— Start of Data provided —

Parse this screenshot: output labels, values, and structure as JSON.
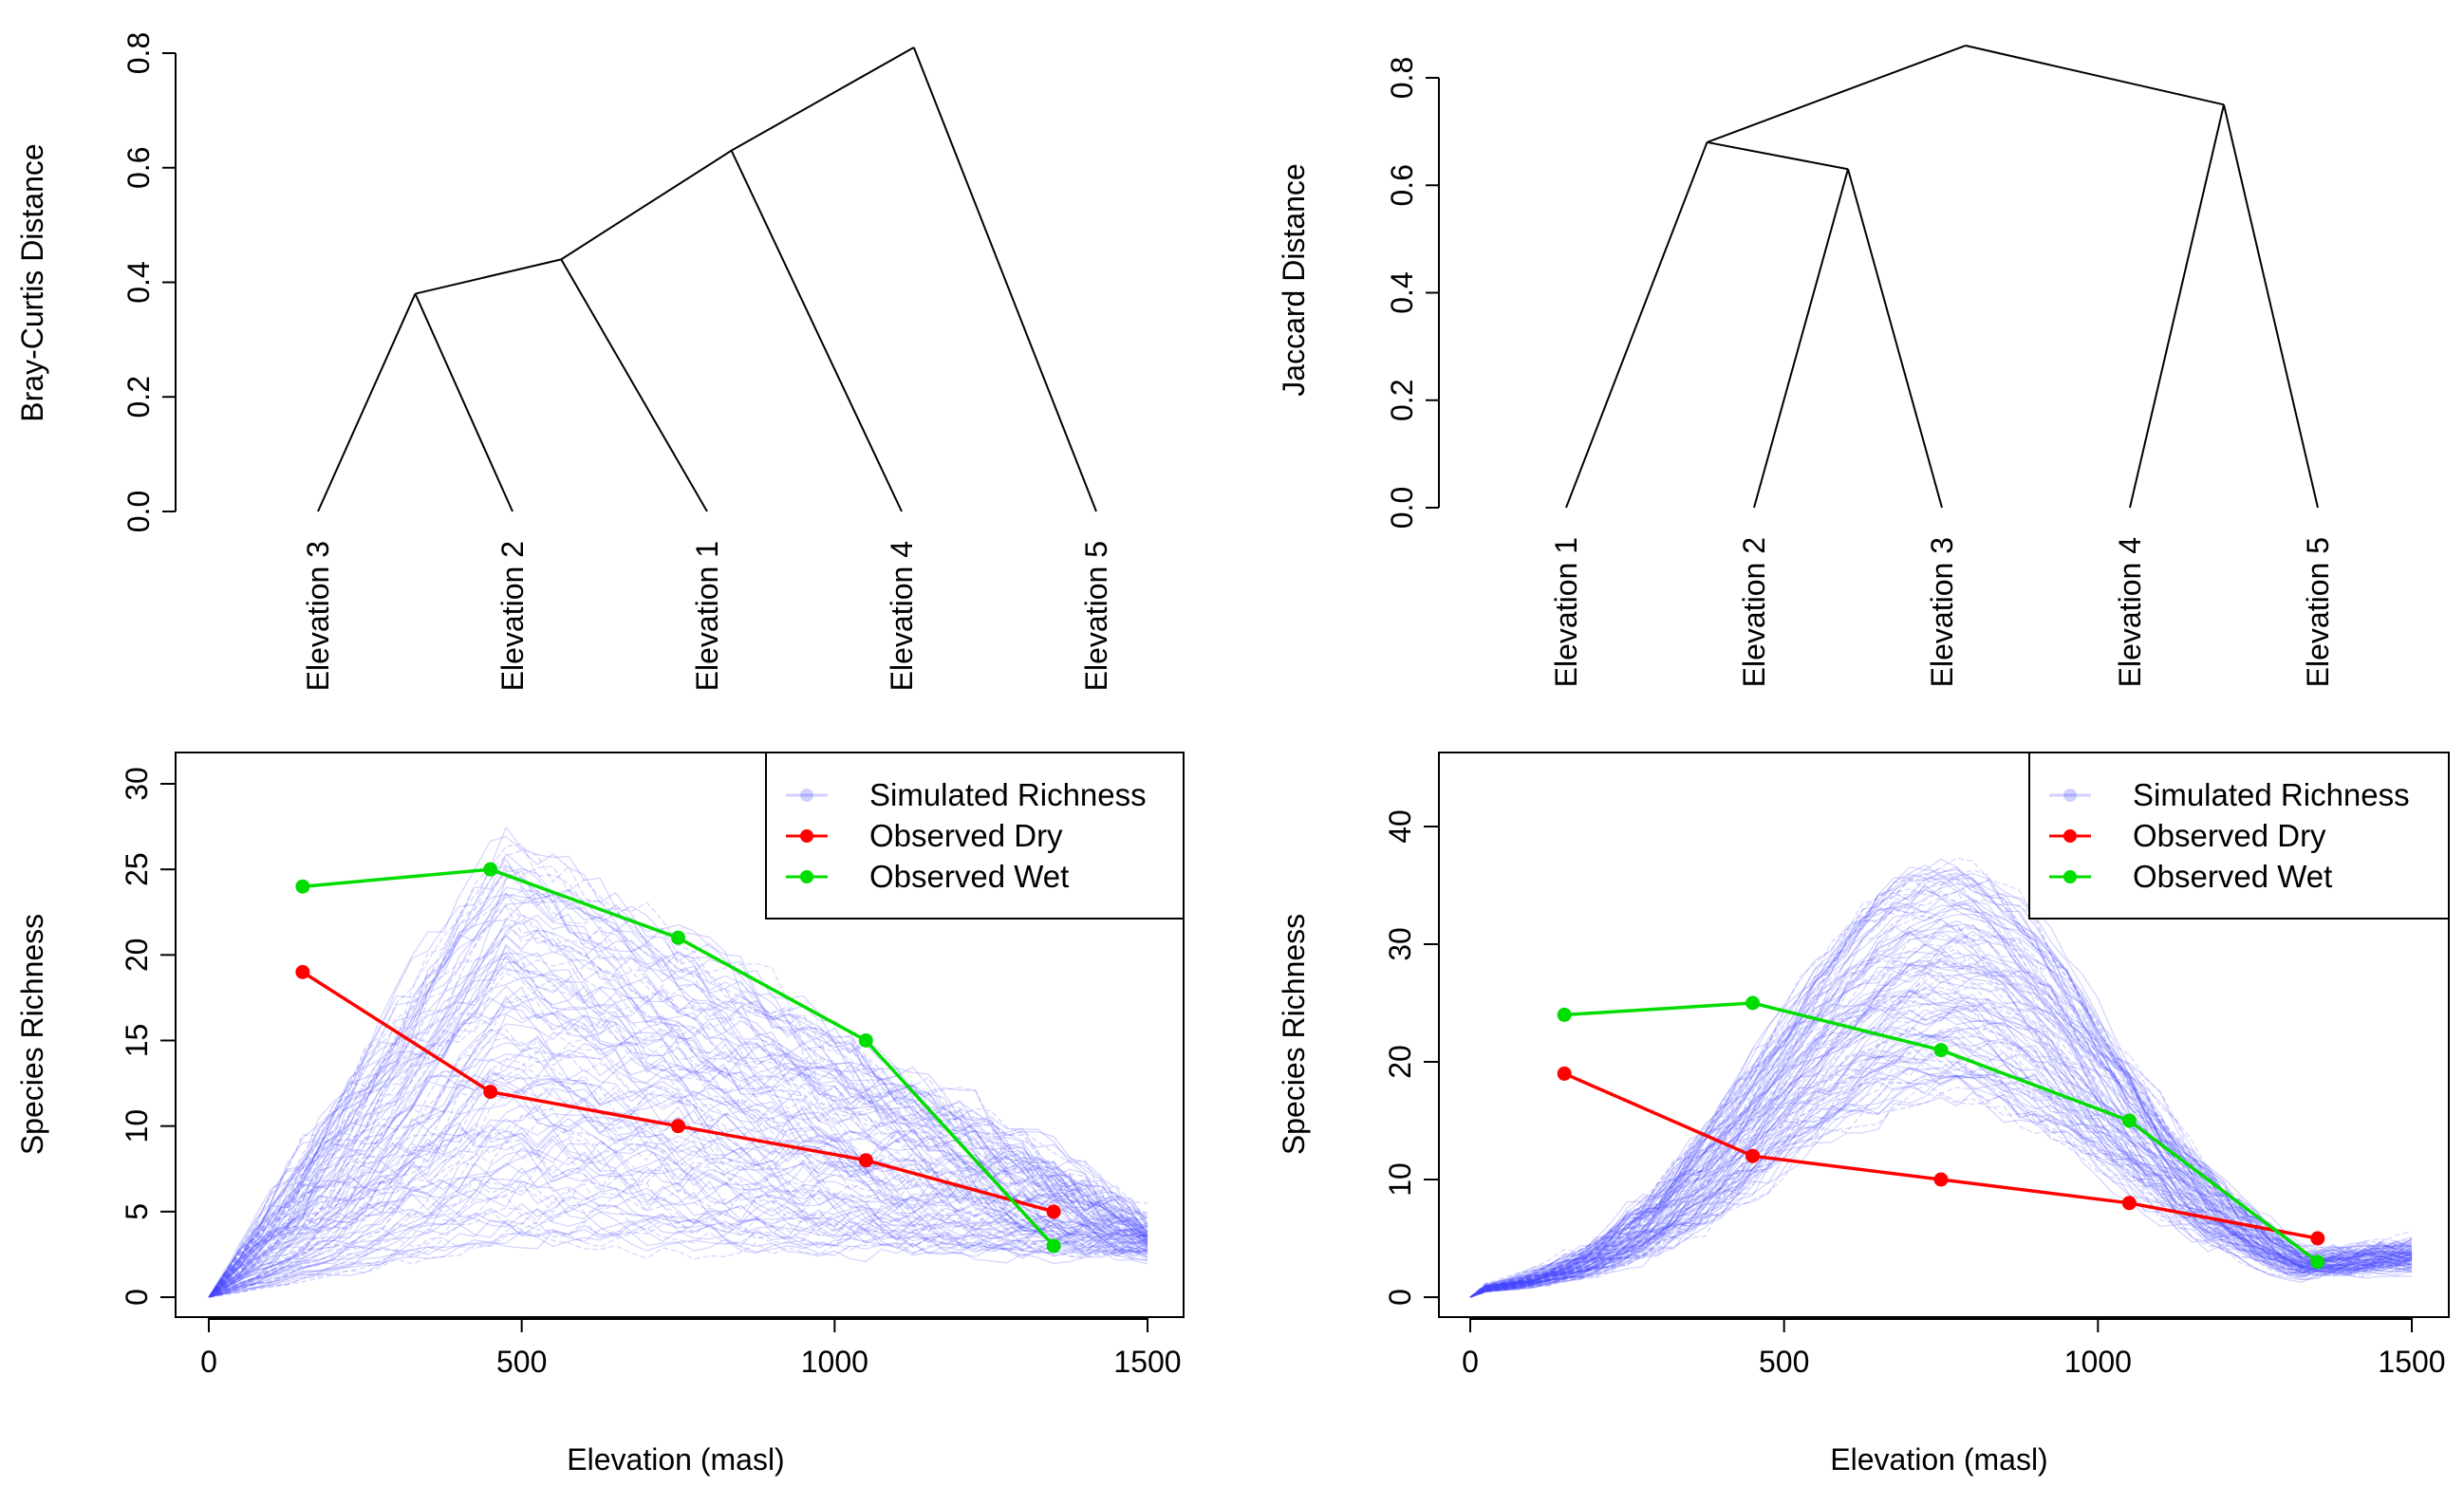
{
  "colors": {
    "axis": "#000000",
    "simulated": "#0000ff",
    "dry": "#ff0000",
    "wet": "#00dd00"
  },
  "chart_data": [
    {
      "id": "bray-curtis-dendrogram",
      "type": "dendrogram",
      "ylabel": "Bray-Curtis Distance",
      "ylim": [
        0,
        0.8
      ],
      "yticks": [
        0.0,
        0.2,
        0.4,
        0.6,
        0.8
      ],
      "ytick_labels": [
        "0.0",
        "0.2",
        "0.4",
        "0.6",
        "0.8"
      ],
      "leaves": [
        "Elevation 3",
        "Elevation 2",
        "Elevation 1",
        "Elevation 4",
        "Elevation 5"
      ],
      "merges": [
        {
          "a": "leaf:0",
          "b": "leaf:1",
          "height": 0.38
        },
        {
          "a": "node:0",
          "b": "leaf:2",
          "height": 0.44
        },
        {
          "a": "node:1",
          "b": "leaf:3",
          "height": 0.63
        },
        {
          "a": "node:2",
          "b": "leaf:4",
          "height": 0.81
        }
      ]
    },
    {
      "id": "jaccard-dendrogram",
      "type": "dendrogram",
      "ylabel": "Jaccard Distance",
      "ylim": [
        0,
        0.8
      ],
      "yticks": [
        0.0,
        0.2,
        0.4,
        0.6,
        0.8
      ],
      "ytick_labels": [
        "0.0",
        "0.2",
        "0.4",
        "0.6",
        "0.8"
      ],
      "leaves": [
        "Elevation 1",
        "Elevation 2",
        "Elevation 3",
        "Elevation 4",
        "Elevation 5"
      ],
      "merges": [
        {
          "a": "leaf:1",
          "b": "leaf:2",
          "height": 0.63
        },
        {
          "a": "leaf:0",
          "b": "node:0",
          "height": 0.68
        },
        {
          "a": "leaf:3",
          "b": "leaf:4",
          "height": 0.75
        },
        {
          "a": "node:1",
          "b": "node:2",
          "height": 0.86
        }
      ]
    },
    {
      "id": "richness-linear",
      "type": "line",
      "xlabel": "Elevation (masl)",
      "ylabel": "Species Richness",
      "xlim": [
        0,
        1500
      ],
      "ylim": [
        0,
        30
      ],
      "xticks": [
        0,
        500,
        1000,
        1500
      ],
      "yticks": [
        0,
        5,
        10,
        15,
        20,
        25,
        30
      ],
      "simulated": {
        "name": "Simulated Richness",
        "shape": "linear",
        "peak_x": 480,
        "peak_range": [
          3,
          27
        ],
        "end_range": [
          2.5,
          4.5
        ]
      },
      "legend": [
        "Simulated Richness",
        "Observed Dry",
        "Observed Wet"
      ],
      "legend_position": "top-right",
      "series": [
        {
          "name": "Observed Dry",
          "x": [
            150,
            450,
            750,
            1050,
            1350
          ],
          "y": [
            19,
            12,
            10,
            8,
            5
          ]
        },
        {
          "name": "Observed Wet",
          "x": [
            150,
            450,
            750,
            1050,
            1350
          ],
          "y": [
            24,
            25,
            21,
            15,
            3
          ]
        }
      ]
    },
    {
      "id": "richness-gaussian",
      "type": "line",
      "xlabel": "Elevation (masl)",
      "ylabel": "Species Richness",
      "xlim": [
        0,
        1500
      ],
      "ylim": [
        0,
        40
      ],
      "xticks": [
        0,
        500,
        1000,
        1500
      ],
      "yticks": [
        0,
        10,
        20,
        30,
        40
      ],
      "simulated": {
        "name": "Simulated Richness",
        "shape": "gaussian",
        "peak_x": 750,
        "sd": 270,
        "peak_range": [
          17,
          37
        ],
        "end_range": [
          2.5,
          4.5
        ]
      },
      "legend": [
        "Simulated Richness",
        "Observed Dry",
        "Observed Wet"
      ],
      "legend_position": "top-right",
      "series": [
        {
          "name": "Observed Dry",
          "x": [
            150,
            450,
            750,
            1050,
            1350
          ],
          "y": [
            19,
            12,
            10,
            8,
            5
          ]
        },
        {
          "name": "Observed Wet",
          "x": [
            150,
            450,
            750,
            1050,
            1350
          ],
          "y": [
            24,
            25,
            21,
            15,
            3
          ]
        }
      ]
    }
  ]
}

— End of Data provided —

Repeat the data exactly, dropping every picture it holds.

Parse this screenshot: output labels, values, and structure as JSON.
{
  "colors": {
    "axis": "#000000",
    "simulated": "#0000ff",
    "dry": "#ff0000",
    "wet": "#00dd00"
  },
  "chart_data": [
    {
      "id": "bray-curtis-dendrogram",
      "type": "dendrogram",
      "ylabel": "Bray-Curtis Distance",
      "ylim": [
        0,
        0.8
      ],
      "yticks": [
        0.0,
        0.2,
        0.4,
        0.6,
        0.8
      ],
      "ytick_labels": [
        "0.0",
        "0.2",
        "0.4",
        "0.6",
        "0.8"
      ],
      "leaves": [
        "Elevation 3",
        "Elevation 2",
        "Elevation 1",
        "Elevation 4",
        "Elevation 5"
      ],
      "merges": [
        {
          "a": "leaf:0",
          "b": "leaf:1",
          "height": 0.38
        },
        {
          "a": "node:0",
          "b": "leaf:2",
          "height": 0.44
        },
        {
          "a": "node:1",
          "b": "leaf:3",
          "height": 0.63
        },
        {
          "a": "node:2",
          "b": "leaf:4",
          "height": 0.81
        }
      ]
    },
    {
      "id": "jaccard-dendrogram",
      "type": "dendrogram",
      "ylabel": "Jaccard Distance",
      "ylim": [
        0,
        0.8
      ],
      "yticks": [
        0.0,
        0.2,
        0.4,
        0.6,
        0.8
      ],
      "ytick_labels": [
        "0.0",
        "0.2",
        "0.4",
        "0.6",
        "0.8"
      ],
      "leaves": [
        "Elevation 1",
        "Elevation 2",
        "Elevation 3",
        "Elevation 4",
        "Elevation 5"
      ],
      "merges": [
        {
          "a": "leaf:1",
          "b": "leaf:2",
          "height": 0.63
        },
        {
          "a": "leaf:0",
          "b": "node:0",
          "height": 0.68
        },
        {
          "a": "leaf:3",
          "b": "leaf:4",
          "height": 0.75
        },
        {
          "a": "node:1",
          "b": "node:2",
          "height": 0.86
        }
      ]
    },
    {
      "id": "richness-linear",
      "type": "line",
      "xlabel": "Elevation (masl)",
      "ylabel": "Species Richness",
      "xlim": [
        0,
        1500
      ],
      "ylim": [
        0,
        30
      ],
      "xticks": [
        0,
        500,
        1000,
        1500
      ],
      "yticks": [
        0,
        5,
        10,
        15,
        20,
        25,
        30
      ],
      "simulated": {
        "name": "Simulated Richness",
        "shape": "linear",
        "peak_x": 480,
        "peak_range": [
          3,
          27
        ],
        "end_range": [
          2.5,
          4.5
        ]
      },
      "legend": [
        "Simulated Richness",
        "Observed Dry",
        "Observed Wet"
      ],
      "legend_position": "top-right",
      "series": [
        {
          "name": "Observed Dry",
          "x": [
            150,
            450,
            750,
            1050,
            1350
          ],
          "y": [
            19,
            12,
            10,
            8,
            5
          ]
        },
        {
          "name": "Observed Wet",
          "x": [
            150,
            450,
            750,
            1050,
            1350
          ],
          "y": [
            24,
            25,
            21,
            15,
            3
          ]
        }
      ]
    },
    {
      "id": "richness-gaussian",
      "type": "line",
      "xlabel": "Elevation (masl)",
      "ylabel": "Species Richness",
      "xlim": [
        0,
        1500
      ],
      "ylim": [
        0,
        40
      ],
      "xticks": [
        0,
        500,
        1000,
        1500
      ],
      "yticks": [
        0,
        10,
        20,
        30,
        40
      ],
      "simulated": {
        "name": "Simulated Richness",
        "shape": "gaussian",
        "peak_x": 750,
        "sd": 270,
        "peak_range": [
          17,
          37
        ],
        "end_range": [
          2.5,
          4.5
        ]
      },
      "legend": [
        "Simulated Richness",
        "Observed Dry",
        "Observed Wet"
      ],
      "legend_position": "top-right",
      "series": [
        {
          "name": "Observed Dry",
          "x": [
            150,
            450,
            750,
            1050,
            1350
          ],
          "y": [
            19,
            12,
            10,
            8,
            5
          ]
        },
        {
          "name": "Observed Wet",
          "x": [
            150,
            450,
            750,
            1050,
            1350
          ],
          "y": [
            24,
            25,
            21,
            15,
            3
          ]
        }
      ]
    }
  ]
}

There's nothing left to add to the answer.